***** Entries

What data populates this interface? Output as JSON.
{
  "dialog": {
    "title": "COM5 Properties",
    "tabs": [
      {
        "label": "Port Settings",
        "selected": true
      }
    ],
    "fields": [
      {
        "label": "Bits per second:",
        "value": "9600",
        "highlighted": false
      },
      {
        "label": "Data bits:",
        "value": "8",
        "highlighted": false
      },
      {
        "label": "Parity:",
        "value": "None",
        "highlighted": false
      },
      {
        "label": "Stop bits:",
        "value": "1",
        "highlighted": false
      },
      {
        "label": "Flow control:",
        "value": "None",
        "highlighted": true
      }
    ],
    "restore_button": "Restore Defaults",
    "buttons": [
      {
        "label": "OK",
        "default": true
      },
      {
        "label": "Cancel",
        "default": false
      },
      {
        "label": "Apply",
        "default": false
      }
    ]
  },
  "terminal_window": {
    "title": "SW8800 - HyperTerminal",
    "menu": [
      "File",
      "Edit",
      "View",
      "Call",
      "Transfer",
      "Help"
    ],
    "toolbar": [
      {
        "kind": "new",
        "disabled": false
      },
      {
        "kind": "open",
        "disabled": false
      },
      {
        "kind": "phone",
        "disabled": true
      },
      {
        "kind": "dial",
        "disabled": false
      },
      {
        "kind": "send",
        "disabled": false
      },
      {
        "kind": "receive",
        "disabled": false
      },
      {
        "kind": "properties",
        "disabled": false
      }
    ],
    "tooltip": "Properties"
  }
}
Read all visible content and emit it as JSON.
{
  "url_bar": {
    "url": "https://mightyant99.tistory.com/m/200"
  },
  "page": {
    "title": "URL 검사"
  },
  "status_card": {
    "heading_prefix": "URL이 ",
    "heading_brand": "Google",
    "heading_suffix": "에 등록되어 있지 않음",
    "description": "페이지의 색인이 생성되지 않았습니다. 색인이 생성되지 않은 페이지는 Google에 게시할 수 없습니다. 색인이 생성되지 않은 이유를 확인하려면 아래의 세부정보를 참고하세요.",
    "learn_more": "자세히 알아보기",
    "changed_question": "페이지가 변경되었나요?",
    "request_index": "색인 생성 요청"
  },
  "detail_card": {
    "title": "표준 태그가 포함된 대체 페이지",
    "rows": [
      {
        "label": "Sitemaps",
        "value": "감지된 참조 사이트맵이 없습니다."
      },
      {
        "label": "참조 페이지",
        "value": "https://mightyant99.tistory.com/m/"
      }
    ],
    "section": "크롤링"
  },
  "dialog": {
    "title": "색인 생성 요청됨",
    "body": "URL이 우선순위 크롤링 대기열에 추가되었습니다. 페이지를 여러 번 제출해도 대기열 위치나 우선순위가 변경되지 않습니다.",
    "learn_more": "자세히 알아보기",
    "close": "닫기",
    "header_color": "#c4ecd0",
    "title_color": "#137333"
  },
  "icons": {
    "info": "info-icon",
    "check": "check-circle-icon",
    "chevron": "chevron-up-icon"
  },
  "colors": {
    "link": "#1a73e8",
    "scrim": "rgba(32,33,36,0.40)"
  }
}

**********

# Short task
Reproduce all of the entries word for word.

# Result for this task
What data populates this interface? Output as JSON.
{
  "dialog": {
    "title": "COM5 Properties",
    "tabs": [
      {
        "label": "Port Settings",
        "selected": true
      }
    ],
    "fields": [
      {
        "label": "Bits per second:",
        "value": "9600",
        "highlighted": false
      },
      {
        "label": "Data bits:",
        "value": "8",
        "highlighted": false
      },
      {
        "label": "Parity:",
        "value": "None",
        "highlighted": false
      },
      {
        "label": "Stop bits:",
        "value": "1",
        "highlighted": false
      },
      {
        "label": "Flow control:",
        "value": "None",
        "highlighted": true
      }
    ],
    "restore_button": "Restore Defaults",
    "buttons": [
      {
        "label": "OK",
        "default": true
      },
      {
        "label": "Cancel",
        "default": false
      },
      {
        "label": "Apply",
        "default": false
      }
    ]
  },
  "terminal_window": {
    "title": "SW8800 - HyperTerminal",
    "menu": [
      "File",
      "Edit",
      "View",
      "Call",
      "Transfer",
      "Help"
    ],
    "toolbar": [
      {
        "kind": "new",
        "disabled": false
      },
      {
        "kind": "open",
        "disabled": false
      },
      {
        "kind": "phone",
        "disabled": true
      },
      {
        "kind": "dial",
        "disabled": false
      },
      {
        "kind": "send",
        "disabled": false
      },
      {
        "kind": "receive",
        "disabled": false
      },
      {
        "kind": "properties",
        "disabled": false
      }
    ],
    "tooltip": "Properties"
  }
}
Read all visible content and emit it as JSON.
{
  "url_bar": {
    "url": "https://mightyant99.tistory.com/m/200"
  },
  "page": {
    "title": "URL 검사"
  },
  "status_card": {
    "heading_prefix": "URL이 ",
    "heading_brand": "Google",
    "heading_suffix": "에 등록되어 있지 않음",
    "description": "페이지의 색인이 생성되지 않았습니다. 색인이 생성되지 않은 페이지는 Google에 게시할 수 없습니다. 색인이 생성되지 않은 이유를 확인하려면 아래의 세부정보를 참고하세요.",
    "learn_more": "자세히 알아보기",
    "changed_question": "페이지가 변경되었나요?",
    "request_index": "색인 생성 요청"
  },
  "detail_card": {
    "title": "표준 태그가 포함된 대체 페이지",
    "rows": [
      {
        "label": "Sitemaps",
        "value": "감지된 참조 사이트맵이 없습니다."
      },
      {
        "label": "참조 페이지",
        "value": "https://mightyant99.tistory.com/m/"
      }
    ],
    "section": "크롤링"
  },
  "dialog": {
    "title": "색인 생성 요청됨",
    "body": "URL이 우선순위 크롤링 대기열에 추가되었습니다. 페이지를 여러 번 제출해도 대기열 위치나 우선순위가 변경되지 않습니다.",
    "learn_more": "자세히 알아보기",
    "close": "닫기",
    "header_color": "#c4ecd0",
    "title_color": "#137333"
  },
  "icons": {
    "info": "info-icon",
    "check": "check-circle-icon",
    "chevron": "chevron-up-icon"
  },
  "colors": {
    "link": "#1a73e8",
    "scrim": "rgba(32,33,36,0.40)"
  }
}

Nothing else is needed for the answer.